HOW TO COMPLETE THIS TASK
How would the passage on the TISA talks read, starting with "Business agenda" and going on through "to prepared remarks.", with "Geneva" changed to "Brussels"?

EXERCISE PASSAGE
▽

She noted that the current text would “cement us into the extreme deregulatory model of the 1990s that led to the crisis in the first place and the billions in losses to consumers and governments.”
Business agenda
So far, almost nothing is publicly known about the details or even the mechanics of the TISA talks. The 50 governments that are taking part constitute some two-thirds of all trade in services and half of the world’s gross domestic product, according to U.S. trade officials.
Six rounds of negotiations have taken place over the past year, with the seventh happening last week in Geneva. Last week U.S. Trade Representative Froman offered a unique but guarded public update on the talks, stating that “the basic framework of the agreement is in place, initial market access offers have been exchanged, and sector-specific work in areas like telecommunications and financial services is in full swing,” according to prepared remarks.

△

PROVIDED INFORMATION
▽

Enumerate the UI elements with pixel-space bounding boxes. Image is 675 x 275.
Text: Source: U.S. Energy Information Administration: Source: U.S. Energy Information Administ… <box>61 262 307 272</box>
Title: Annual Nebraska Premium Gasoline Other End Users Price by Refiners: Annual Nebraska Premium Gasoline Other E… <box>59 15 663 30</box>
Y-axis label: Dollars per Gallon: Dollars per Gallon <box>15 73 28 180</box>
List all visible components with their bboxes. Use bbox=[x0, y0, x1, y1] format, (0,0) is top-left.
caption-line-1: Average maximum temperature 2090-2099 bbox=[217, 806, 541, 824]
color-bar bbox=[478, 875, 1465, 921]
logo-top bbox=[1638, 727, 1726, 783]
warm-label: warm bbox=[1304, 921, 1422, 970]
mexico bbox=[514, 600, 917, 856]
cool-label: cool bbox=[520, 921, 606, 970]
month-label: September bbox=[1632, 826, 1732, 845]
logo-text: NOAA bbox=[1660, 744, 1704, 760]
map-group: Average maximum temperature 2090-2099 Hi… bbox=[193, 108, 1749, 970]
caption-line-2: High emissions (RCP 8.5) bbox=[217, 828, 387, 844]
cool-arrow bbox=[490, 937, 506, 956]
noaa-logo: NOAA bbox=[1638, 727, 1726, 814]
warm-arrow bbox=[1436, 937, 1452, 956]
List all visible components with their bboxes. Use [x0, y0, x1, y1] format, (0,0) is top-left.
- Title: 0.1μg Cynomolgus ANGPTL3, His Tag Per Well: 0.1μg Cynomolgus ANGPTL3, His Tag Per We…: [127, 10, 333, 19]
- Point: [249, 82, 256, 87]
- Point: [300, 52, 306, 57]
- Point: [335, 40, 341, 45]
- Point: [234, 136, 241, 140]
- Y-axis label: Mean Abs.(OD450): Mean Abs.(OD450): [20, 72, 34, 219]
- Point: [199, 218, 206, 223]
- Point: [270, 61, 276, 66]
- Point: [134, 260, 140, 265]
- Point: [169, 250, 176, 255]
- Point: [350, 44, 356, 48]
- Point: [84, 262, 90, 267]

△

EXERCISE OUTPUT
Business agenda
So far, almost nothing is publicly known about the details or even the mechanics of the TISA talks. The 50 governments that are taking part constitute some two-thirds of all trade in services and half of the world’s gross domestic product, according to U.S. trade officials.
Six rounds of negotiations have taken place over the past year, with the seventh happening last week in Brussels. Last week U.S. Trade Representative Froman offered a unique but guarded public update on the talks, stating that “the basic framework of the agreement is in place, initial market access offers have been exchanged, and sector-specific work in areas like telecommunications and financial services is in full swing,” according to prepared remarks.